Copy all lines below containing "name".

--- Provided material ---

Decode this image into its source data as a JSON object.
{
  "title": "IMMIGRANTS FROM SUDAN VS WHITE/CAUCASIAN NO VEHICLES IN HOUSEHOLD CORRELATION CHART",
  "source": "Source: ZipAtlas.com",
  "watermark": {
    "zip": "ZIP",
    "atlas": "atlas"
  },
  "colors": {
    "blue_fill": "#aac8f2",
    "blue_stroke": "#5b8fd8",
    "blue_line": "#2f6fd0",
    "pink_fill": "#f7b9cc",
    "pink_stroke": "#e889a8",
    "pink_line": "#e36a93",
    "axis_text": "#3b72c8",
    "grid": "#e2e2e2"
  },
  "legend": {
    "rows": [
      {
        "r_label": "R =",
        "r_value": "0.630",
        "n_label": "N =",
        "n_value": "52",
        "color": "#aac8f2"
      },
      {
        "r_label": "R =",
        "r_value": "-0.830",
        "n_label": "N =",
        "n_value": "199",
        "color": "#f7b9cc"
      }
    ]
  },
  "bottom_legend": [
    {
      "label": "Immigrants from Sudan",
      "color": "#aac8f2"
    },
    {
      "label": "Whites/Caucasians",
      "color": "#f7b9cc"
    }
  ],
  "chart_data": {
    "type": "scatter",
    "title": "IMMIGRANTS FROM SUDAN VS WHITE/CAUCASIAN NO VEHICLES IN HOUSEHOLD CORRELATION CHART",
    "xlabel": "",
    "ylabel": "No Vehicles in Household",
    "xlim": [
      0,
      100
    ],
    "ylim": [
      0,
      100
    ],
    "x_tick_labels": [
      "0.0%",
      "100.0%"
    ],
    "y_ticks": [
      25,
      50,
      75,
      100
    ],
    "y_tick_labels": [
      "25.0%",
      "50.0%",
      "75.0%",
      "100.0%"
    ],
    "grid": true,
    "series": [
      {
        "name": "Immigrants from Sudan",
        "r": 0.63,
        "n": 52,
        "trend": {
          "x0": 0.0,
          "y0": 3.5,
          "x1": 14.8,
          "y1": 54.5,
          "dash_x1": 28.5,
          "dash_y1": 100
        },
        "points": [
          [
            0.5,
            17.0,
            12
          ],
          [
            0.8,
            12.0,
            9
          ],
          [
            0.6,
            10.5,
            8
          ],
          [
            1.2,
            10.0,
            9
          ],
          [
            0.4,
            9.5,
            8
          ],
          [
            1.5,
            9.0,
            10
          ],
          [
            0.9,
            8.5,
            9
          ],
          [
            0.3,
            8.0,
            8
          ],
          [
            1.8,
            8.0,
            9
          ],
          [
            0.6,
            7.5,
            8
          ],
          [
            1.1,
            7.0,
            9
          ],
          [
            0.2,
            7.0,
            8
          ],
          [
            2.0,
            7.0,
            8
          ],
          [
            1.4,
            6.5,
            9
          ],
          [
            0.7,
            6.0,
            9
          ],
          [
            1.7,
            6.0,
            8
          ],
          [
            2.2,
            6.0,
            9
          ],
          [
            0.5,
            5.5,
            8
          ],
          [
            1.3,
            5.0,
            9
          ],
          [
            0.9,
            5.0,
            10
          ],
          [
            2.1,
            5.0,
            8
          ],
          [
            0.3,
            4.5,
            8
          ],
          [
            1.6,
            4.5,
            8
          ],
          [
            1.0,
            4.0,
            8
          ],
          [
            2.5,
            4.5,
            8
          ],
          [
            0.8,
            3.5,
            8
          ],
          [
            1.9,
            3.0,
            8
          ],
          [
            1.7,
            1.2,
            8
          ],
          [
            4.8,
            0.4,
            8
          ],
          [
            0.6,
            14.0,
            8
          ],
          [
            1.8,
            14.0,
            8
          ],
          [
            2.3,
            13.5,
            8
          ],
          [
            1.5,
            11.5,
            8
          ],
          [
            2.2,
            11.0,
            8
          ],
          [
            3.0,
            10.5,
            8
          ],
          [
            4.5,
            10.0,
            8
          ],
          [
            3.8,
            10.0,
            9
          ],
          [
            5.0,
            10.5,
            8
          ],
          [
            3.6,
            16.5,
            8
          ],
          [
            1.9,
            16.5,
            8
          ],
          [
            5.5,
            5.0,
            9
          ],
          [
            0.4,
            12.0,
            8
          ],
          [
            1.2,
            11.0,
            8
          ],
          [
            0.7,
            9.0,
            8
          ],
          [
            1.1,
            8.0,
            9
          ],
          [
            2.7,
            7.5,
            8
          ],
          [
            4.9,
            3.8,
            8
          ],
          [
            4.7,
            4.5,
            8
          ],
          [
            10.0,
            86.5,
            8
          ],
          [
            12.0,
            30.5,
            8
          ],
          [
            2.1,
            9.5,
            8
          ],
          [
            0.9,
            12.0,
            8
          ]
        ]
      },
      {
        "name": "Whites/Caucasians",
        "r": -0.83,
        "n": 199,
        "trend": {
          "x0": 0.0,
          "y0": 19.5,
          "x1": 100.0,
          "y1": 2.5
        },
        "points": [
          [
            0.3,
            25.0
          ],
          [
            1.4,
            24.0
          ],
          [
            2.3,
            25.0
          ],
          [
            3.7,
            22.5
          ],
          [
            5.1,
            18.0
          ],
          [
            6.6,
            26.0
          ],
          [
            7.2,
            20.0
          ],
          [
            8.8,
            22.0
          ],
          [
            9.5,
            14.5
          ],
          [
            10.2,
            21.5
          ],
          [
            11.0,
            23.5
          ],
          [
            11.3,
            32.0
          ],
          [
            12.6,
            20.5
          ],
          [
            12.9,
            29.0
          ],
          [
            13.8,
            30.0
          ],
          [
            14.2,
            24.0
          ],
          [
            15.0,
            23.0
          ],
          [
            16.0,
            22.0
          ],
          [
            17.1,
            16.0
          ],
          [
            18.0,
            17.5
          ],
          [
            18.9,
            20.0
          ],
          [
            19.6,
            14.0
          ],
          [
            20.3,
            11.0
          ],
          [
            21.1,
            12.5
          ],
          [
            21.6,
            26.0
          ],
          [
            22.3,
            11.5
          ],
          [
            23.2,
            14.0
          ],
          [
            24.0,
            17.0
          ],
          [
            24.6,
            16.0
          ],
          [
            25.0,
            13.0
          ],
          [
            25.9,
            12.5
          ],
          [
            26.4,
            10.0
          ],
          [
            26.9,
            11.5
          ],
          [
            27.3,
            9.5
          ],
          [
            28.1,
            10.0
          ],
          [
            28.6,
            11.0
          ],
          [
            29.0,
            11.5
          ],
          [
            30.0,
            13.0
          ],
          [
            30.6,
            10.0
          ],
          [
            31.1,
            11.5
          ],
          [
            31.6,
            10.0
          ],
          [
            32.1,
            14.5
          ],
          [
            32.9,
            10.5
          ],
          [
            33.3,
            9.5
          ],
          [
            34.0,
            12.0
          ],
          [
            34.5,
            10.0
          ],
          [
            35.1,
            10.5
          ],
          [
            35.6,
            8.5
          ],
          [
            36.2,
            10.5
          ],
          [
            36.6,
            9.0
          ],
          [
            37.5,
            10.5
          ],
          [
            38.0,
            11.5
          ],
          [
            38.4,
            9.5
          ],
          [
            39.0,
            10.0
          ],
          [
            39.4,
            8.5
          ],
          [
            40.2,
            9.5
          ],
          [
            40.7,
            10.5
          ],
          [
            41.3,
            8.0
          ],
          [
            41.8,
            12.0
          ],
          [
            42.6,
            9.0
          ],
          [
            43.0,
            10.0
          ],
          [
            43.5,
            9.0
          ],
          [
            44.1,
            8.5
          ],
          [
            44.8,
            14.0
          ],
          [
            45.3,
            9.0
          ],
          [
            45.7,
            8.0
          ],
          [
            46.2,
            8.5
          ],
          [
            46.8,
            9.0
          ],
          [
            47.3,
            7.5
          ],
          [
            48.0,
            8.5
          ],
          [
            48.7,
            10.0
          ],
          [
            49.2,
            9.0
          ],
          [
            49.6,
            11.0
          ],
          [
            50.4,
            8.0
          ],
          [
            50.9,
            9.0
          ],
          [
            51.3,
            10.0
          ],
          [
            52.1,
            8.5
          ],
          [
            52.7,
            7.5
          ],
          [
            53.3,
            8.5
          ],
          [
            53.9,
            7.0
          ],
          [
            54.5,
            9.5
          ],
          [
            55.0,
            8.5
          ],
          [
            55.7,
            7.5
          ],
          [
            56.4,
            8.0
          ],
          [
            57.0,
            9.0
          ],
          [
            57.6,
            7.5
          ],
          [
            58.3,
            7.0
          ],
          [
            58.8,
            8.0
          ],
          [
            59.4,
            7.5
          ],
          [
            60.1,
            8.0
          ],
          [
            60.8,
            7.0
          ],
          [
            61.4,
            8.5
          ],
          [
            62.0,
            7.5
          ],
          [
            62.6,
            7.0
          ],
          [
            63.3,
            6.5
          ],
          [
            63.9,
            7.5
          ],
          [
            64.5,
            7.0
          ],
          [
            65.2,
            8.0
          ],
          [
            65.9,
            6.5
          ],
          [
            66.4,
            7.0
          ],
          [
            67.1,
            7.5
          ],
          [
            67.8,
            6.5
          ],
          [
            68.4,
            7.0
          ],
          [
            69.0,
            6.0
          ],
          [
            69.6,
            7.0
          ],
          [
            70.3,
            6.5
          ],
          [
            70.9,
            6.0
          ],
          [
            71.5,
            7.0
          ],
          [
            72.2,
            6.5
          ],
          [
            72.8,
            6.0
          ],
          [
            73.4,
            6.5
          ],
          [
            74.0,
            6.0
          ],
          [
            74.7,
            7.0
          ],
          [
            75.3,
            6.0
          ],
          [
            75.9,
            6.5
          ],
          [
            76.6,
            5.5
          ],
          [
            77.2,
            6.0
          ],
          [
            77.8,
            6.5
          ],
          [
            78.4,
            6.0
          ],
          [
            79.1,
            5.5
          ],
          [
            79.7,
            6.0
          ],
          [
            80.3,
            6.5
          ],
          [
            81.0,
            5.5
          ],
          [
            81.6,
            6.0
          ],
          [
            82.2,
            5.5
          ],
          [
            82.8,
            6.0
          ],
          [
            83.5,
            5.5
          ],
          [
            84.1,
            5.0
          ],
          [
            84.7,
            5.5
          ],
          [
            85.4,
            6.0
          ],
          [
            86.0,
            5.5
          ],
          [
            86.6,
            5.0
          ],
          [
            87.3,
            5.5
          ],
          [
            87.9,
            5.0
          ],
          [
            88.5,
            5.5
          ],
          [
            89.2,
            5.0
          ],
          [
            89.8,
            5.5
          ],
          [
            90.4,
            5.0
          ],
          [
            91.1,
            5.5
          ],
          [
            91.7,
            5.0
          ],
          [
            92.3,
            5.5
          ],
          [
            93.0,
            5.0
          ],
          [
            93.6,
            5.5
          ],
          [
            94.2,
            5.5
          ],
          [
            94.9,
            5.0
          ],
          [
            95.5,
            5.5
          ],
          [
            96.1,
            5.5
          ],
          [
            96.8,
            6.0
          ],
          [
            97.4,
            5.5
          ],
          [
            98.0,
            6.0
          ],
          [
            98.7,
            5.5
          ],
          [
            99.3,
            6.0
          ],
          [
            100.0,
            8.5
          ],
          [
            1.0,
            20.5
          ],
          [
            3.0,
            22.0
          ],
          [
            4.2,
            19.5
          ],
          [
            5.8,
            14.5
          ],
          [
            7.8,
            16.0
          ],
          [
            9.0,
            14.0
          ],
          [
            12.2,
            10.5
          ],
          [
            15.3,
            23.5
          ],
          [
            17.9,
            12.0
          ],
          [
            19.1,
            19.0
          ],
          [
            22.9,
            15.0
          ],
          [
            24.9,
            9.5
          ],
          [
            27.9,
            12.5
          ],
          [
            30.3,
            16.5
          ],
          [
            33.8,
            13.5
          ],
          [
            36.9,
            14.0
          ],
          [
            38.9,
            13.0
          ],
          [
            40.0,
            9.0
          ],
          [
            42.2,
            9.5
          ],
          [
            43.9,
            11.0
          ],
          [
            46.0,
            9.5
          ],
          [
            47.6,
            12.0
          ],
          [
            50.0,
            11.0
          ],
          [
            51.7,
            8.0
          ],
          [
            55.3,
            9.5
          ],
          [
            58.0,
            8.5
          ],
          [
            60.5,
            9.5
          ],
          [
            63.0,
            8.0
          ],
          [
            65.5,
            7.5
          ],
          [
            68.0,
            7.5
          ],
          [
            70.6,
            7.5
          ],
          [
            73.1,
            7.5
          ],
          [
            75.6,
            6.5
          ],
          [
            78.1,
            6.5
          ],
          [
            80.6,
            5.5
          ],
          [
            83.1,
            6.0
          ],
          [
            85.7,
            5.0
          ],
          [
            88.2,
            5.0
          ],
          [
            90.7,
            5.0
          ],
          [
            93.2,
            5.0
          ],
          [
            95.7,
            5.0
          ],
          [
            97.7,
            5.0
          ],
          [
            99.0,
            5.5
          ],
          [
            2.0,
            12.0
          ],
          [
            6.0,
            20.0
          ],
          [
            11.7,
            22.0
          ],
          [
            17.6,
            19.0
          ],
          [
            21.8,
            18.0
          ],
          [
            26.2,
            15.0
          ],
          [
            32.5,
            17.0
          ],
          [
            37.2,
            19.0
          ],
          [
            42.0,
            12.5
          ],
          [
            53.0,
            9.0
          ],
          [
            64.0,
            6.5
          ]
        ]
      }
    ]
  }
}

---

Solved exercise
        "name": "Immigrants from Sudan",
        "name": "Whites/Caucasians",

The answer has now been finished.